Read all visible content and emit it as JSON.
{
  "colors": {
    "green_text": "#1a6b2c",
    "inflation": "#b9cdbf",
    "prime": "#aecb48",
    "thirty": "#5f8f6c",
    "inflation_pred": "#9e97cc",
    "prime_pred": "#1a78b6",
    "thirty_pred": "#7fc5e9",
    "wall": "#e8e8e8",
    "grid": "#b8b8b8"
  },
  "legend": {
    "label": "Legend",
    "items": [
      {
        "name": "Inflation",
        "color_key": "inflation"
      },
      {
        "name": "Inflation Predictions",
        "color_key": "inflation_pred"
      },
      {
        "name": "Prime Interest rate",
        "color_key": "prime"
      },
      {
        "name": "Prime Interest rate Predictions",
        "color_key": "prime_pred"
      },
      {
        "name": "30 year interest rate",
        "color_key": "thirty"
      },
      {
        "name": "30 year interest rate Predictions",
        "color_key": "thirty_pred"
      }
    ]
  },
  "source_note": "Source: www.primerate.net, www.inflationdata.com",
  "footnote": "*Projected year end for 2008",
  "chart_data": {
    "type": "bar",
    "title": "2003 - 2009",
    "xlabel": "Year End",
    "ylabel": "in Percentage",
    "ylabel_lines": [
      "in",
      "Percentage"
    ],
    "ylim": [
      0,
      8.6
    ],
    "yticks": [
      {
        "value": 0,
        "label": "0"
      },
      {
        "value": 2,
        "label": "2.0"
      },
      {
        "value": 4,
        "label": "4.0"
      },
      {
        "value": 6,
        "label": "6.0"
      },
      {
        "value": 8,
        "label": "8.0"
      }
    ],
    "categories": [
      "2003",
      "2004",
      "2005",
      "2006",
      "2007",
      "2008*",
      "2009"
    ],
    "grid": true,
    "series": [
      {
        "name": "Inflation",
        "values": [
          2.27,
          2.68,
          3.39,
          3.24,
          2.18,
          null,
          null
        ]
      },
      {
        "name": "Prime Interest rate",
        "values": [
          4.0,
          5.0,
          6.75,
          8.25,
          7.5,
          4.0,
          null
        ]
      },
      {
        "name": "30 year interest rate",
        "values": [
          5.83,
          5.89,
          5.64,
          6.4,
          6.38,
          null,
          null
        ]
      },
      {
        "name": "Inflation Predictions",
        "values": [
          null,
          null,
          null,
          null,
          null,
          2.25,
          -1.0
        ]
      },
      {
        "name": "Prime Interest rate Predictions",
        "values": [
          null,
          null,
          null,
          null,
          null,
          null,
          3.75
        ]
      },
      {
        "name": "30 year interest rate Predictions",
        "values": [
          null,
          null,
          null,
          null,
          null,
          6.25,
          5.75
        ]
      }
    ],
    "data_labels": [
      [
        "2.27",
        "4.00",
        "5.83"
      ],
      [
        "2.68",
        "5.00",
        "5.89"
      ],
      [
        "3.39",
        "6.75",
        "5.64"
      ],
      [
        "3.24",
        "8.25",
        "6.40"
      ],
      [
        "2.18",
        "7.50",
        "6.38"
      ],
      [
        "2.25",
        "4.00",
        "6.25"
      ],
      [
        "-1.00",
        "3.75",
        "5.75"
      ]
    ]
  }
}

EXERCISE PROMPT -
Your task is to repeat the data exactly; please include every line.

ANSWER TO THE TASK -
Read all visible content and emit it as JSON.
{
  "colors": {
    "green_text": "#1a6b2c",
    "inflation": "#b9cdbf",
    "prime": "#aecb48",
    "thirty": "#5f8f6c",
    "inflation_pred": "#9e97cc",
    "prime_pred": "#1a78b6",
    "thirty_pred": "#7fc5e9",
    "wall": "#e8e8e8",
    "grid": "#b8b8b8"
  },
  "legend": {
    "label": "Legend",
    "items": [
      {
        "name": "Inflation",
        "color_key": "inflation"
      },
      {
        "name": "Inflation Predictions",
        "color_key": "inflation_pred"
      },
      {
        "name": "Prime Interest rate",
        "color_key": "prime"
      },
      {
        "name": "Prime Interest rate Predictions",
        "color_key": "prime_pred"
      },
      {
        "name": "30 year interest rate",
        "color_key": "thirty"
      },
      {
        "name": "30 year interest rate Predictions",
        "color_key": "thirty_pred"
      }
    ]
  },
  "source_note": "Source: www.primerate.net, www.inflationdata.com",
  "footnote": "*Projected year end for 2008",
  "chart_data": {
    "type": "bar",
    "title": "2003 - 2009",
    "xlabel": "Year End",
    "ylabel": "in Percentage",
    "ylabel_lines": [
      "in",
      "Percentage"
    ],
    "ylim": [
      0,
      8.6
    ],
    "yticks": [
      {
        "value": 0,
        "label": "0"
      },
      {
        "value": 2,
        "label": "2.0"
      },
      {
        "value": 4,
        "label": "4.0"
      },
      {
        "value": 6,
        "label": "6.0"
      },
      {
        "value": 8,
        "label": "8.0"
      }
    ],
    "categories": [
      "2003",
      "2004",
      "2005",
      "2006",
      "2007",
      "2008*",
      "2009"
    ],
    "grid": true,
    "series": [
      {
        "name": "Inflation",
        "values": [
          2.27,
          2.68,
          3.39,
          3.24,
          2.18,
          null,
          null
        ]
      },
      {
        "name": "Prime Interest rate",
        "values": [
          4.0,
          5.0,
          6.75,
          8.25,
          7.5,
          4.0,
          null
        ]
      },
      {
        "name": "30 year interest rate",
        "values": [
          5.83,
          5.89,
          5.64,
          6.4,
          6.38,
          null,
          null
        ]
      },
      {
        "name": "Inflation Predictions",
        "values": [
          null,
          null,
          null,
          null,
          null,
          2.25,
          -1.0
        ]
      },
      {
        "name": "Prime Interest rate Predictions",
        "values": [
          null,
          null,
          null,
          null,
          null,
          null,
          3.75
        ]
      },
      {
        "name": "30 year interest rate Predictions",
        "values": [
          null,
          null,
          null,
          null,
          null,
          6.25,
          5.75
        ]
      }
    ],
    "data_labels": [
      [
        "2.27",
        "4.00",
        "5.83"
      ],
      [
        "2.68",
        "5.00",
        "5.89"
      ],
      [
        "3.39",
        "6.75",
        "5.64"
      ],
      [
        "3.24",
        "8.25",
        "6.40"
      ],
      [
        "2.18",
        "7.50",
        "6.38"
      ],
      [
        "2.25",
        "4.00",
        "6.25"
      ],
      [
        "-1.00",
        "3.75",
        "5.75"
      ]
    ]
  }
}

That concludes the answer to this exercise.